| WHAT YOU HAVE TO DO |
Return the records word for word. Any pictures in them are not part of the copy.

| MATERIAL SUPPLIED |
========================================
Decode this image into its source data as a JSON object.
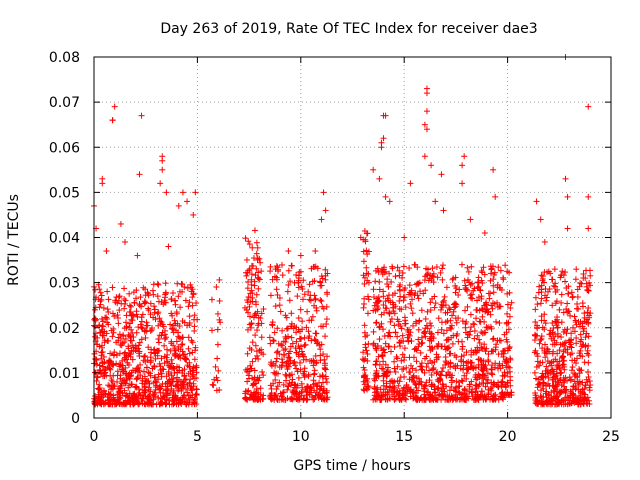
{
  "chart_data": {
    "type": "scatter",
    "title": "Day 263 of 2019, Rate Of TEC Index for receiver dae3",
    "xlabel": "GPS time / hours",
    "ylabel": "ROTI / TECUs",
    "xlim": [
      0,
      25
    ],
    "ylim": [
      0,
      0.08
    ],
    "xticks": [
      0,
      5,
      10,
      15,
      20,
      25
    ],
    "xtick_labels": [
      "0",
      "5",
      "10",
      "15",
      "20",
      "25"
    ],
    "yticks": [
      0,
      0.01,
      0.02,
      0.03,
      0.04,
      0.05,
      0.06,
      0.07,
      0.08
    ],
    "ytick_labels": [
      "0",
      "0.01",
      "0.02",
      "0.03",
      "0.04",
      "0.05",
      "0.06",
      "0.07",
      "0.08"
    ],
    "grid": true,
    "marker": "plus",
    "marker_color": "#ff0000",
    "clusters": [
      {
        "x_range": [
          0.0,
          5.0
        ],
        "y_range": [
          0.003,
          0.03
        ],
        "count": 900
      },
      {
        "x_range": [
          5.7,
          6.1
        ],
        "y_range": [
          0.006,
          0.032
        ],
        "count": 20
      },
      {
        "x_range": [
          7.3,
          8.2
        ],
        "y_range": [
          0.004,
          0.042
        ],
        "count": 160
      },
      {
        "x_range": [
          8.5,
          11.3
        ],
        "y_range": [
          0.004,
          0.034
        ],
        "count": 380
      },
      {
        "x_range": [
          13.0,
          13.3
        ],
        "y_range": [
          0.006,
          0.042
        ],
        "count": 60
      },
      {
        "x_range": [
          13.5,
          19.8
        ],
        "y_range": [
          0.004,
          0.034
        ],
        "count": 1000
      },
      {
        "x_range": [
          19.8,
          20.2
        ],
        "y_range": [
          0.005,
          0.036
        ],
        "count": 60
      },
      {
        "x_range": [
          21.3,
          24.0
        ],
        "y_range": [
          0.003,
          0.033
        ],
        "count": 500
      }
    ],
    "outliers": [
      [
        0.0,
        0.047
      ],
      [
        0.1,
        0.042
      ],
      [
        0.4,
        0.053
      ],
      [
        0.4,
        0.052
      ],
      [
        1.0,
        0.069
      ],
      [
        0.9,
        0.066
      ],
      [
        0.9,
        0.066
      ],
      [
        2.3,
        0.067
      ],
      [
        1.3,
        0.043
      ],
      [
        2.2,
        0.054
      ],
      [
        3.3,
        0.058
      ],
      [
        3.3,
        0.057
      ],
      [
        3.3,
        0.055
      ],
      [
        3.2,
        0.052
      ],
      [
        3.5,
        0.05
      ],
      [
        4.3,
        0.05
      ],
      [
        4.5,
        0.048
      ],
      [
        4.1,
        0.047
      ],
      [
        4.9,
        0.05
      ],
      [
        4.8,
        0.045
      ],
      [
        11.1,
        0.05
      ],
      [
        11.2,
        0.046
      ],
      [
        11.0,
        0.044
      ],
      [
        13.5,
        0.055
      ],
      [
        13.9,
        0.061
      ],
      [
        13.9,
        0.06
      ],
      [
        14.1,
        0.067
      ],
      [
        14.0,
        0.067
      ],
      [
        14.0,
        0.062
      ],
      [
        13.8,
        0.053
      ],
      [
        14.1,
        0.049
      ],
      [
        14.3,
        0.048
      ],
      [
        15.3,
        0.052
      ],
      [
        16.1,
        0.073
      ],
      [
        16.1,
        0.072
      ],
      [
        16.1,
        0.068
      ],
      [
        16.0,
        0.065
      ],
      [
        16.1,
        0.064
      ],
      [
        16.0,
        0.058
      ],
      [
        16.3,
        0.056
      ],
      [
        16.8,
        0.054
      ],
      [
        16.5,
        0.048
      ],
      [
        16.9,
        0.046
      ],
      [
        17.9,
        0.058
      ],
      [
        17.8,
        0.056
      ],
      [
        17.8,
        0.052
      ],
      [
        18.2,
        0.044
      ],
      [
        19.3,
        0.055
      ],
      [
        19.4,
        0.049
      ],
      [
        21.4,
        0.048
      ],
      [
        21.6,
        0.044
      ],
      [
        22.8,
        0.08
      ],
      [
        22.8,
        0.053
      ],
      [
        22.9,
        0.049
      ],
      [
        22.9,
        0.042
      ],
      [
        23.9,
        0.069
      ],
      [
        23.9,
        0.049
      ],
      [
        23.9,
        0.042
      ],
      [
        1.5,
        0.039
      ],
      [
        0.6,
        0.037
      ],
      [
        2.1,
        0.036
      ],
      [
        3.6,
        0.038
      ],
      [
        9.4,
        0.037
      ],
      [
        10.0,
        0.036
      ],
      [
        10.7,
        0.037
      ],
      [
        12.9,
        0.04
      ],
      [
        15.0,
        0.04
      ],
      [
        18.9,
        0.041
      ],
      [
        21.8,
        0.039
      ]
    ]
  }
}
========================================
| OUTPUT |
Decode this image into its source data as a JSON object.
{
  "chart_data": {
    "type": "scatter",
    "title": "Day 263 of 2019, Rate Of TEC Index for receiver dae3",
    "xlabel": "GPS time / hours",
    "ylabel": "ROTI / TECUs",
    "xlim": [
      0,
      25
    ],
    "ylim": [
      0,
      0.08
    ],
    "xticks": [
      0,
      5,
      10,
      15,
      20,
      25
    ],
    "xtick_labels": [
      "0",
      "5",
      "10",
      "15",
      "20",
      "25"
    ],
    "yticks": [
      0,
      0.01,
      0.02,
      0.03,
      0.04,
      0.05,
      0.06,
      0.07,
      0.08
    ],
    "ytick_labels": [
      "0",
      "0.01",
      "0.02",
      "0.03",
      "0.04",
      "0.05",
      "0.06",
      "0.07",
      "0.08"
    ],
    "grid": true,
    "marker": "plus",
    "marker_color": "#ff0000",
    "clusters": [
      {
        "x_range": [
          0.0,
          5.0
        ],
        "y_range": [
          0.003,
          0.03
        ],
        "count": 900
      },
      {
        "x_range": [
          5.7,
          6.1
        ],
        "y_range": [
          0.006,
          0.032
        ],
        "count": 20
      },
      {
        "x_range": [
          7.3,
          8.2
        ],
        "y_range": [
          0.004,
          0.042
        ],
        "count": 160
      },
      {
        "x_range": [
          8.5,
          11.3
        ],
        "y_range": [
          0.004,
          0.034
        ],
        "count": 380
      },
      {
        "x_range": [
          13.0,
          13.3
        ],
        "y_range": [
          0.006,
          0.042
        ],
        "count": 60
      },
      {
        "x_range": [
          13.5,
          19.8
        ],
        "y_range": [
          0.004,
          0.034
        ],
        "count": 1000
      },
      {
        "x_range": [
          19.8,
          20.2
        ],
        "y_range": [
          0.005,
          0.036
        ],
        "count": 60
      },
      {
        "x_range": [
          21.3,
          24.0
        ],
        "y_range": [
          0.003,
          0.033
        ],
        "count": 500
      }
    ],
    "outliers": [
      [
        0.0,
        0.047
      ],
      [
        0.1,
        0.042
      ],
      [
        0.4,
        0.053
      ],
      [
        0.4,
        0.052
      ],
      [
        1.0,
        0.069
      ],
      [
        0.9,
        0.066
      ],
      [
        0.9,
        0.066
      ],
      [
        2.3,
        0.067
      ],
      [
        1.3,
        0.043
      ],
      [
        2.2,
        0.054
      ],
      [
        3.3,
        0.058
      ],
      [
        3.3,
        0.057
      ],
      [
        3.3,
        0.055
      ],
      [
        3.2,
        0.052
      ],
      [
        3.5,
        0.05
      ],
      [
        4.3,
        0.05
      ],
      [
        4.5,
        0.048
      ],
      [
        4.1,
        0.047
      ],
      [
        4.9,
        0.05
      ],
      [
        4.8,
        0.045
      ],
      [
        11.1,
        0.05
      ],
      [
        11.2,
        0.046
      ],
      [
        11.0,
        0.044
      ],
      [
        13.5,
        0.055
      ],
      [
        13.9,
        0.061
      ],
      [
        13.9,
        0.06
      ],
      [
        14.1,
        0.067
      ],
      [
        14.0,
        0.067
      ],
      [
        14.0,
        0.062
      ],
      [
        13.8,
        0.053
      ],
      [
        14.1,
        0.049
      ],
      [
        14.3,
        0.048
      ],
      [
        15.3,
        0.052
      ],
      [
        16.1,
        0.073
      ],
      [
        16.1,
        0.072
      ],
      [
        16.1,
        0.068
      ],
      [
        16.0,
        0.065
      ],
      [
        16.1,
        0.064
      ],
      [
        16.0,
        0.058
      ],
      [
        16.3,
        0.056
      ],
      [
        16.8,
        0.054
      ],
      [
        16.5,
        0.048
      ],
      [
        16.9,
        0.046
      ],
      [
        17.9,
        0.058
      ],
      [
        17.8,
        0.056
      ],
      [
        17.8,
        0.052
      ],
      [
        18.2,
        0.044
      ],
      [
        19.3,
        0.055
      ],
      [
        19.4,
        0.049
      ],
      [
        21.4,
        0.048
      ],
      [
        21.6,
        0.044
      ],
      [
        22.8,
        0.08
      ],
      [
        22.8,
        0.053
      ],
      [
        22.9,
        0.049
      ],
      [
        22.9,
        0.042
      ],
      [
        23.9,
        0.069
      ],
      [
        23.9,
        0.049
      ],
      [
        23.9,
        0.042
      ],
      [
        1.5,
        0.039
      ],
      [
        0.6,
        0.037
      ],
      [
        2.1,
        0.036
      ],
      [
        3.6,
        0.038
      ],
      [
        9.4,
        0.037
      ],
      [
        10.0,
        0.036
      ],
      [
        10.7,
        0.037
      ],
      [
        12.9,
        0.04
      ],
      [
        15.0,
        0.04
      ],
      [
        18.9,
        0.041
      ],
      [
        21.8,
        0.039
      ]
    ]
  }
}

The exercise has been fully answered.